Pull every "ylabel" line out of the data below.

[Figure dataset records]
#####
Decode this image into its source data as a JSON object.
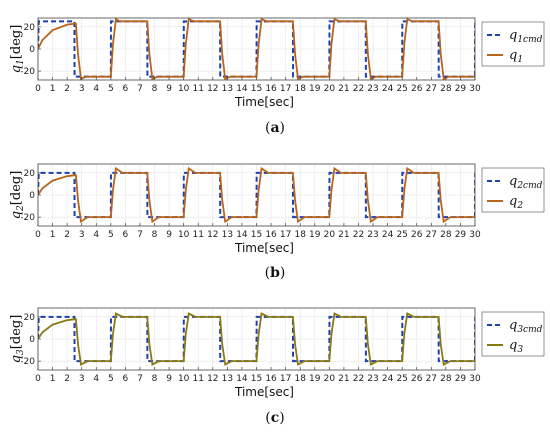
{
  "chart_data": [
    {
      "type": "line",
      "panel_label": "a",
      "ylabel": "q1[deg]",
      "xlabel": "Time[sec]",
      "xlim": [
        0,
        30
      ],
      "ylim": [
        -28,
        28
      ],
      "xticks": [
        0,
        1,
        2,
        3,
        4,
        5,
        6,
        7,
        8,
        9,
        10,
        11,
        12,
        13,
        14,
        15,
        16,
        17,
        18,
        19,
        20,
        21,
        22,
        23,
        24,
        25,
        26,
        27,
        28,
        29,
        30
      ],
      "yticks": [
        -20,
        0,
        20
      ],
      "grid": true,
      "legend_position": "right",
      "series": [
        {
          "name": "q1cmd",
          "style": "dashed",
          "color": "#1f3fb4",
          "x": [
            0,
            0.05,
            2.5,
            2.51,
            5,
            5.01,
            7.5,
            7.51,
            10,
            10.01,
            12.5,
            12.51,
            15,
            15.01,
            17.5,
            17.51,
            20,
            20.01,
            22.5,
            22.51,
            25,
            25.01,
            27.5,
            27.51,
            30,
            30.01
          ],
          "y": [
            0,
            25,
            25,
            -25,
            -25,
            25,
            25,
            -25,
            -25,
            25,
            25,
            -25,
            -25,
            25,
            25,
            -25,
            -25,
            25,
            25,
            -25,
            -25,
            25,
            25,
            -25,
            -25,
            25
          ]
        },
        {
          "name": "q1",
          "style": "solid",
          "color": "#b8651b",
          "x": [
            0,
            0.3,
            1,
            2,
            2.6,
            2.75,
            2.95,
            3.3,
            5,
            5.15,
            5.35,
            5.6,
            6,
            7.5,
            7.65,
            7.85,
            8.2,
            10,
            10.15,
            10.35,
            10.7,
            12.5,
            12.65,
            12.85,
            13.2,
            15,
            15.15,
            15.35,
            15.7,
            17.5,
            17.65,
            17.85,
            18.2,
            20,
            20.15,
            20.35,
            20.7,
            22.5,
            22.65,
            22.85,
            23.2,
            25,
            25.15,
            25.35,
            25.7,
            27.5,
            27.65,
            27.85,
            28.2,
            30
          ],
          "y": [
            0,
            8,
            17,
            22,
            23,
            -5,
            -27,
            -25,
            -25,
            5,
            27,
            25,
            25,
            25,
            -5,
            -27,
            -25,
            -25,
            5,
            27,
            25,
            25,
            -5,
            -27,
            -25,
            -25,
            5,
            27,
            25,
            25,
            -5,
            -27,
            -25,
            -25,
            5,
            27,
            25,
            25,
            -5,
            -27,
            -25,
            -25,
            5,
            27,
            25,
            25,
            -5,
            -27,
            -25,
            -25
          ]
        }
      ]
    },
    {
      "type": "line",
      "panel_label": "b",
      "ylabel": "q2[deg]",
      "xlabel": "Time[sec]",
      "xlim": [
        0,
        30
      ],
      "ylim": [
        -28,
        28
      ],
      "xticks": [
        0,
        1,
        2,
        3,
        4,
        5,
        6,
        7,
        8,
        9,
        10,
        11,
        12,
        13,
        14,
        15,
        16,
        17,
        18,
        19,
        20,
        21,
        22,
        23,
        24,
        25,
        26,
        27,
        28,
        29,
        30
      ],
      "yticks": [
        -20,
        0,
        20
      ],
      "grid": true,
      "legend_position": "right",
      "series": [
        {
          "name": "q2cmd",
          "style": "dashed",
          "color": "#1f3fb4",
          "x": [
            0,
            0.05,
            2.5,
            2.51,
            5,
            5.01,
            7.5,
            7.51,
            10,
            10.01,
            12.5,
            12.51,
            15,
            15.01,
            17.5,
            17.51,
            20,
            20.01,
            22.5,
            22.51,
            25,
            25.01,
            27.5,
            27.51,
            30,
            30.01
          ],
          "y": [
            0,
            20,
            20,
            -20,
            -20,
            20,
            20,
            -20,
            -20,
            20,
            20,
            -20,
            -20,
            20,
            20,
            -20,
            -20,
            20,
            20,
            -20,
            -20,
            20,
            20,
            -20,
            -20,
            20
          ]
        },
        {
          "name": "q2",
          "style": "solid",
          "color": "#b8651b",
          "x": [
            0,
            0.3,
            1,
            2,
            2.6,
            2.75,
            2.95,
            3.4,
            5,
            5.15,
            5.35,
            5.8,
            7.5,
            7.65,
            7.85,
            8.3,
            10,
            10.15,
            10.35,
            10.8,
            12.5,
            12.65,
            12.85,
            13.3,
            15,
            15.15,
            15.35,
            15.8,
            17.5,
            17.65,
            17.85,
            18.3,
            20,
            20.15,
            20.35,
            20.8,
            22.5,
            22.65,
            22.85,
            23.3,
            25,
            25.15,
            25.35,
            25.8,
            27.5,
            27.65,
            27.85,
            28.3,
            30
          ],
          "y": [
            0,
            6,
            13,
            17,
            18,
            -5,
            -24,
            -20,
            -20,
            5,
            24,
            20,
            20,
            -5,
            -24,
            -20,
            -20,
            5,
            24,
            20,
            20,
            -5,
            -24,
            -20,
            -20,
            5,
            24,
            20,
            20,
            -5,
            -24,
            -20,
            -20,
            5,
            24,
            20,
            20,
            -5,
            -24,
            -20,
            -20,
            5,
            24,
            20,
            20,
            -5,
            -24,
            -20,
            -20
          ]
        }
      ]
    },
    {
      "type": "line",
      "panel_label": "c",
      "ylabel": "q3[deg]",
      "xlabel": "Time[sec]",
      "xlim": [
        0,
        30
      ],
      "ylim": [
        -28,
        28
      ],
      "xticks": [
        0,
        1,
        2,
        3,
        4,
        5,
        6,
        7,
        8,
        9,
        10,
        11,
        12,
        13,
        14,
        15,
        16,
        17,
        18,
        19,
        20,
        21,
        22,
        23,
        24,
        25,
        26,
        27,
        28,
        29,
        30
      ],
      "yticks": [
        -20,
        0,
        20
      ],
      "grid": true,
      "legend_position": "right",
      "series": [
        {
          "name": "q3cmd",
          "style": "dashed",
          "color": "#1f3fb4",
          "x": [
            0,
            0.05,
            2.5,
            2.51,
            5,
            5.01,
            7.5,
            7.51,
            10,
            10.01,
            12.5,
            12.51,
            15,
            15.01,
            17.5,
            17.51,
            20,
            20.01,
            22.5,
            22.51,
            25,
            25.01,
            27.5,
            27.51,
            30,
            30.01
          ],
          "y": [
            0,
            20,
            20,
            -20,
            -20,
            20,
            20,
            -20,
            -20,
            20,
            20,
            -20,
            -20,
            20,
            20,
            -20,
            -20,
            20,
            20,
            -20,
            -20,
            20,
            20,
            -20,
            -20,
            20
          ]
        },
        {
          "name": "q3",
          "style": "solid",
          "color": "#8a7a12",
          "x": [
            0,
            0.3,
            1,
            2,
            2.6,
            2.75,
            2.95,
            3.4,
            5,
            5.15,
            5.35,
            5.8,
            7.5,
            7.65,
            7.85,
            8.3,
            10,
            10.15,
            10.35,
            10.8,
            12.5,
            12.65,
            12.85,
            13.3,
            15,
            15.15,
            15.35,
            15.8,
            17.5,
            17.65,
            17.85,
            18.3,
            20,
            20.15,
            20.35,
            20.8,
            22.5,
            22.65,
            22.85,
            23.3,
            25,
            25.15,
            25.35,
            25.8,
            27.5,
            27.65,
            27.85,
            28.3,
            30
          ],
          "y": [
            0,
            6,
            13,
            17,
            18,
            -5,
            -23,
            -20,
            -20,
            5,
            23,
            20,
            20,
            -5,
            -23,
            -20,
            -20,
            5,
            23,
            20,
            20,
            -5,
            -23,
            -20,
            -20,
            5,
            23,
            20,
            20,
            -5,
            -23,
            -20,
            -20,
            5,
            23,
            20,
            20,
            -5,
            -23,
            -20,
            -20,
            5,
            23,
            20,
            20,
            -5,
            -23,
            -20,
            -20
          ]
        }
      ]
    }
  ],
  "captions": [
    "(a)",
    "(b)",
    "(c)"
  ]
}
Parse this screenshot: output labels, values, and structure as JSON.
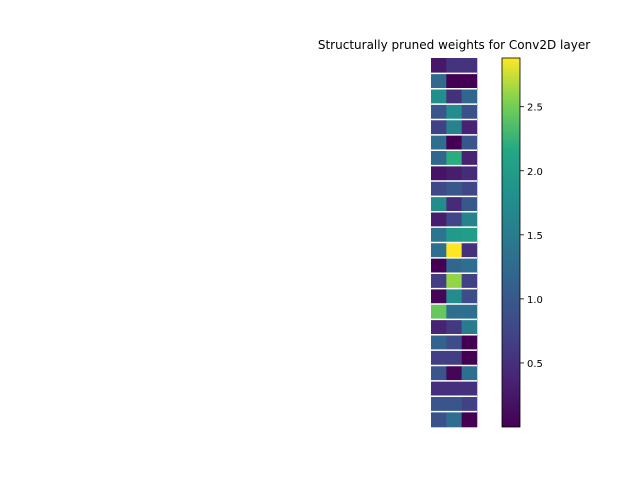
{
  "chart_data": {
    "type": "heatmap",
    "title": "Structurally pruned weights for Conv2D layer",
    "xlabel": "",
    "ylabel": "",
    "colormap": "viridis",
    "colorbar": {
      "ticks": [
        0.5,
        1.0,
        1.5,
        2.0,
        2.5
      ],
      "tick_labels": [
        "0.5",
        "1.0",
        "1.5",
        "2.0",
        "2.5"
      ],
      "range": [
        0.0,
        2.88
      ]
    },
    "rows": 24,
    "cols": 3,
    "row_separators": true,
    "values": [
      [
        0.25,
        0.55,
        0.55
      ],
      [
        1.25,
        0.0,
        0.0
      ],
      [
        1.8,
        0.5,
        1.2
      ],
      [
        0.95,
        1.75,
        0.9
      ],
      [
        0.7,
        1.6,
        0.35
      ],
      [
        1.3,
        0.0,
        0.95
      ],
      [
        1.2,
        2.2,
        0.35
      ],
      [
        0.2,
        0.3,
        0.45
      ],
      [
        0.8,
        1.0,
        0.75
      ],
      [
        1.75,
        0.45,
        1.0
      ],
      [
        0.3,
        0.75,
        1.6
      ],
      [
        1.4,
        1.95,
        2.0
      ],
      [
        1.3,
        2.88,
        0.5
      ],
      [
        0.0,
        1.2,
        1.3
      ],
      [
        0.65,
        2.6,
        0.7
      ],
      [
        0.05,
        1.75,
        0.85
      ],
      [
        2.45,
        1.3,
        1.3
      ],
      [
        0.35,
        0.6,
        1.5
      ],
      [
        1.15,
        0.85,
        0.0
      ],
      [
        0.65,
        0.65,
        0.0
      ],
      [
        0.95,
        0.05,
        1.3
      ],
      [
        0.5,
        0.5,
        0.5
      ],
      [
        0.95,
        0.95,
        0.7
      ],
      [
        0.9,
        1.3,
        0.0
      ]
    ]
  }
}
#####
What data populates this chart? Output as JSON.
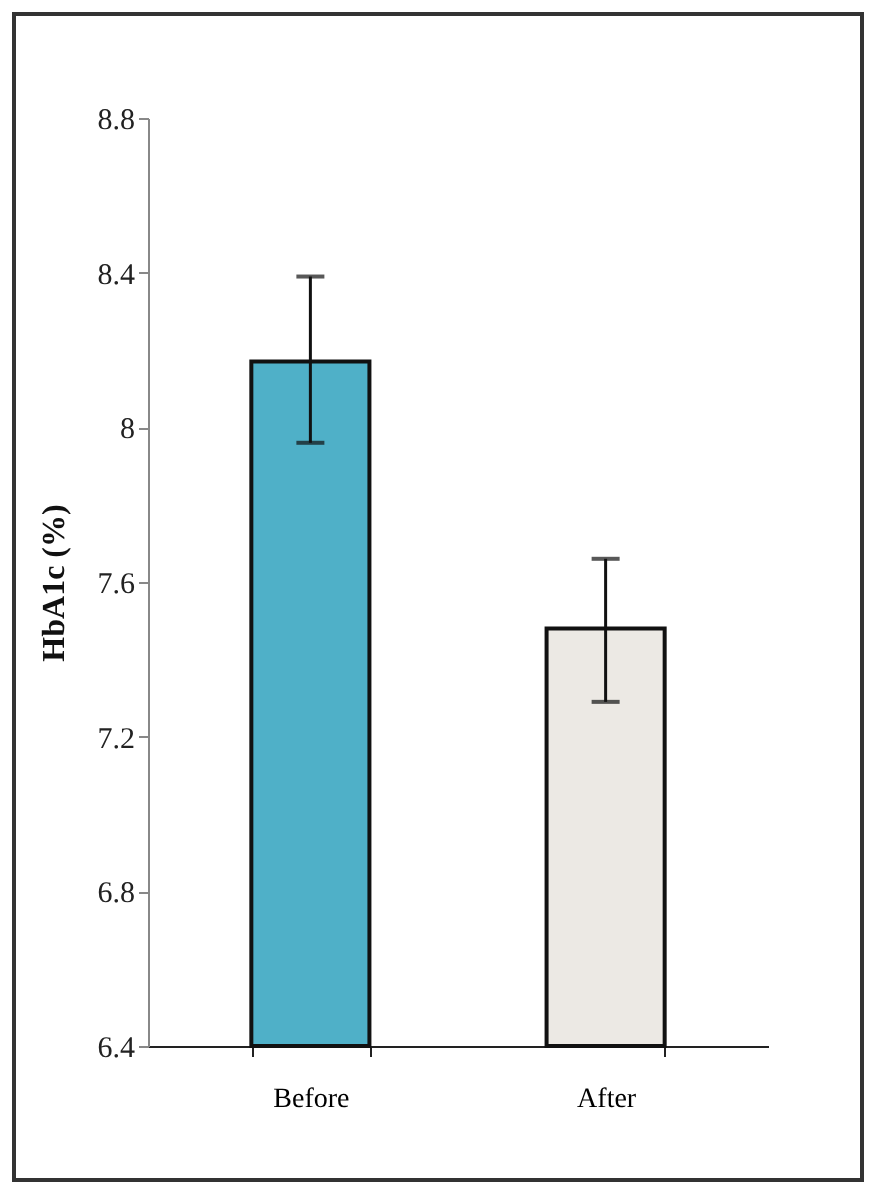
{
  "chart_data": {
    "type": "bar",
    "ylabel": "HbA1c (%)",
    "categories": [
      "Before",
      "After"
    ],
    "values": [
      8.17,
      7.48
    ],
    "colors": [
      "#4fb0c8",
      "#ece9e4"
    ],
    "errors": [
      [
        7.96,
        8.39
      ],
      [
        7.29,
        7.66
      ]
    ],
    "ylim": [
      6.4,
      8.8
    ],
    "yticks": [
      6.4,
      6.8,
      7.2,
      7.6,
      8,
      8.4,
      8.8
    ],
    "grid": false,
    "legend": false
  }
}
#####
**Full output:**
      "ylabel": "q1[deg]",
      "ylabel": "q2[deg]",
      "ylabel": "q3[deg]",
    "ylabel": "",
    "ylabel": "HbA1c (%)",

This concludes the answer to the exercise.